===== Source material
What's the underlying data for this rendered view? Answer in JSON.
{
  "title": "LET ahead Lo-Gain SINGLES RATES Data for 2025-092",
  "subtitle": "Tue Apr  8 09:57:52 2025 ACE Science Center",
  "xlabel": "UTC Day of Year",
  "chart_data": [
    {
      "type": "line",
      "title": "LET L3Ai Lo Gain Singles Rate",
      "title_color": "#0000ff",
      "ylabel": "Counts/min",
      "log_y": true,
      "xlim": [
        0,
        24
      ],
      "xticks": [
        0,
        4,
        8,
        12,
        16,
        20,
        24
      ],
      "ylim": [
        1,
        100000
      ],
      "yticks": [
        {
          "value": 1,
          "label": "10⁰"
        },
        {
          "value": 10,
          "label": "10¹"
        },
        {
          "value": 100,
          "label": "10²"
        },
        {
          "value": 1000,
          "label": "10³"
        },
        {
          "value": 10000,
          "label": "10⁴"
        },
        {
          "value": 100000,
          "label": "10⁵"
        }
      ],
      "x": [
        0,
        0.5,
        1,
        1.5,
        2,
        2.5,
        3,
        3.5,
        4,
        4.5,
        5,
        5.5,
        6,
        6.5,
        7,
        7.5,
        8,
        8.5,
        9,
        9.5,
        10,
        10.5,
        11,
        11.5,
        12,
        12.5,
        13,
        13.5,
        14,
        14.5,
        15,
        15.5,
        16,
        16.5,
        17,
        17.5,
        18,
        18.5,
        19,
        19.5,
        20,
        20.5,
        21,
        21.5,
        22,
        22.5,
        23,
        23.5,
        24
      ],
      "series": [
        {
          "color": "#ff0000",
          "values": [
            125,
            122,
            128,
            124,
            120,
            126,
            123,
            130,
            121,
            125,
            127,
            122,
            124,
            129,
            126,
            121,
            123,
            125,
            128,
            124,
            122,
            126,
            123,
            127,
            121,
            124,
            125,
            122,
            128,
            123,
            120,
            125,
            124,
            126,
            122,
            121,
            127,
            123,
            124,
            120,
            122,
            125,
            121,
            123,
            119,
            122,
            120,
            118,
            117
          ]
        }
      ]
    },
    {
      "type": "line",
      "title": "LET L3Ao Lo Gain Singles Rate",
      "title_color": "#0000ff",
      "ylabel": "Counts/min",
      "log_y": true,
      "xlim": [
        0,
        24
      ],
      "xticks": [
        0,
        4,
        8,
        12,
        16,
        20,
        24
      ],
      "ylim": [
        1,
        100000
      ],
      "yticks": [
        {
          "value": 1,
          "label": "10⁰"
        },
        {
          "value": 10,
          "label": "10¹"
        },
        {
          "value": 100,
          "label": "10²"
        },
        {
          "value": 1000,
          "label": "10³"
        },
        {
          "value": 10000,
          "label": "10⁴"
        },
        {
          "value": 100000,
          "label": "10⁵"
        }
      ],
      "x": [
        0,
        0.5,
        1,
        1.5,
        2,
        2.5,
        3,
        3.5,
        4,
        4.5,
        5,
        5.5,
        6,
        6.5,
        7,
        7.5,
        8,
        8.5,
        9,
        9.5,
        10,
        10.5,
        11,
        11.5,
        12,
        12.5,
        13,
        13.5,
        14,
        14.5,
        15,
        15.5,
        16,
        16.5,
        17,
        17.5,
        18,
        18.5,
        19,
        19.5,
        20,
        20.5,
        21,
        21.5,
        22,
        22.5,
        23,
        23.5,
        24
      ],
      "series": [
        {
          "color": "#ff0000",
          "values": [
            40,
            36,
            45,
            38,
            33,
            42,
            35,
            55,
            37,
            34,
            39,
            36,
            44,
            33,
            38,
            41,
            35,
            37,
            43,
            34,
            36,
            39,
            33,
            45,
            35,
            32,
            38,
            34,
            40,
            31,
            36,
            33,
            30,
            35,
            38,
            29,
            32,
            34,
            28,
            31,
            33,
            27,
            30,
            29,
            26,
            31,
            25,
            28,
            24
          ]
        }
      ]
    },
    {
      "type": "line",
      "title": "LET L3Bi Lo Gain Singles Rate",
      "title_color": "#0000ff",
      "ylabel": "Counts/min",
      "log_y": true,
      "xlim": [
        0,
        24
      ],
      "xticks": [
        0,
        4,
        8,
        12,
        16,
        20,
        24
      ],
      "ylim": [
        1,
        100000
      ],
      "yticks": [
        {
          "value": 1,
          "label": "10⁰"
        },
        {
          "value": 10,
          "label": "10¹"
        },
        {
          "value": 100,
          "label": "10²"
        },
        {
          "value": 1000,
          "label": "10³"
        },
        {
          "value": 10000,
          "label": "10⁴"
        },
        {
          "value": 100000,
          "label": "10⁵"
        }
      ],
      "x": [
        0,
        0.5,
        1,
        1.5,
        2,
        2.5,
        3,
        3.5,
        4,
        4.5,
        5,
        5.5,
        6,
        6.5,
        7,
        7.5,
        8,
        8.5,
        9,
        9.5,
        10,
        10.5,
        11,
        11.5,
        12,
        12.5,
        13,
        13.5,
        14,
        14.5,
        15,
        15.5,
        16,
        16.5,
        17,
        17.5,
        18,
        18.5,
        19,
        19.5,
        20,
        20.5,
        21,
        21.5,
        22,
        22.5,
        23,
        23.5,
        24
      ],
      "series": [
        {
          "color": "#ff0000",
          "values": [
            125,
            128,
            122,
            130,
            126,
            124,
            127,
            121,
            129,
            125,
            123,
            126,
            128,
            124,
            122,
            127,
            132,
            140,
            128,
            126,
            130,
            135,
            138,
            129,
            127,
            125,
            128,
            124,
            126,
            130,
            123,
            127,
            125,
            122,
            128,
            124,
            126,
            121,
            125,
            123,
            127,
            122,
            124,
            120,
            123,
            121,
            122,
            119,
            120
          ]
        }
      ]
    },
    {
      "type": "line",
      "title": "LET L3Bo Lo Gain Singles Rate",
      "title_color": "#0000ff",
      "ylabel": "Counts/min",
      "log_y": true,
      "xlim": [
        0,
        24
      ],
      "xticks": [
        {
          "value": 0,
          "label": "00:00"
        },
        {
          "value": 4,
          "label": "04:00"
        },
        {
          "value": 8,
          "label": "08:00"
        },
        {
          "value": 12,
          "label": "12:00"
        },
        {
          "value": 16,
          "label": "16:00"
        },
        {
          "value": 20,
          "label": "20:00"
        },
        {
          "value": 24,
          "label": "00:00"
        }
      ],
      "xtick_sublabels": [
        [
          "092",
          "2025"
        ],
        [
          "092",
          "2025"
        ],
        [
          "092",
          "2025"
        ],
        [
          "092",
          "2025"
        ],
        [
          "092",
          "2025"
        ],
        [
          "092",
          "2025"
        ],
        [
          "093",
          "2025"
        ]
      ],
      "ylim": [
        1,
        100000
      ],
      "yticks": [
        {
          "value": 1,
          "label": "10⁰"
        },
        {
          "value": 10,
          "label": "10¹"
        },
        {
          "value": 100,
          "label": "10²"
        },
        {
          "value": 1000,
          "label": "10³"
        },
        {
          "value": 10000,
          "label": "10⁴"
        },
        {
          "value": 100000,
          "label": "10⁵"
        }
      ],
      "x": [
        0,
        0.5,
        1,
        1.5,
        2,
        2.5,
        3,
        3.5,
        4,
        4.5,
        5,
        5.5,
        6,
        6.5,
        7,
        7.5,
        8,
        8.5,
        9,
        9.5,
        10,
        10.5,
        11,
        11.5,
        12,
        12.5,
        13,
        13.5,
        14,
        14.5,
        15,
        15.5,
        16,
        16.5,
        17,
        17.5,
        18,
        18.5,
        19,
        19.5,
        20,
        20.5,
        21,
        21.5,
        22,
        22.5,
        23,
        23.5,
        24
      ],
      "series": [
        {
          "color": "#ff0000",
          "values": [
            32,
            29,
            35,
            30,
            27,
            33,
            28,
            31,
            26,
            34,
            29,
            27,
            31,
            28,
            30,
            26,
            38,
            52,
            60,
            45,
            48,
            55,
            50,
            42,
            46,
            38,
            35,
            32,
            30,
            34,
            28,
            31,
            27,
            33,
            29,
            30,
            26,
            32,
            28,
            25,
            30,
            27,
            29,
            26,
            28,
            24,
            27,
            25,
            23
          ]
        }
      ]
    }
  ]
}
==========
■ **Directions**
Search the material above for "Gain". Pull out each line where it shows up.

■ **Full response**
  "title": "LET ahead Lo-Gain SINGLES RATES Data for 2025-092",
      "title": "LET L3Ai Lo Gain Singles Rate",
      "title": "LET L3Ao Lo Gain Singles Rate",
      "title": "LET L3Bi Lo Gain Singles Rate",
      "title": "LET L3Bo Lo Gain Singles Rate",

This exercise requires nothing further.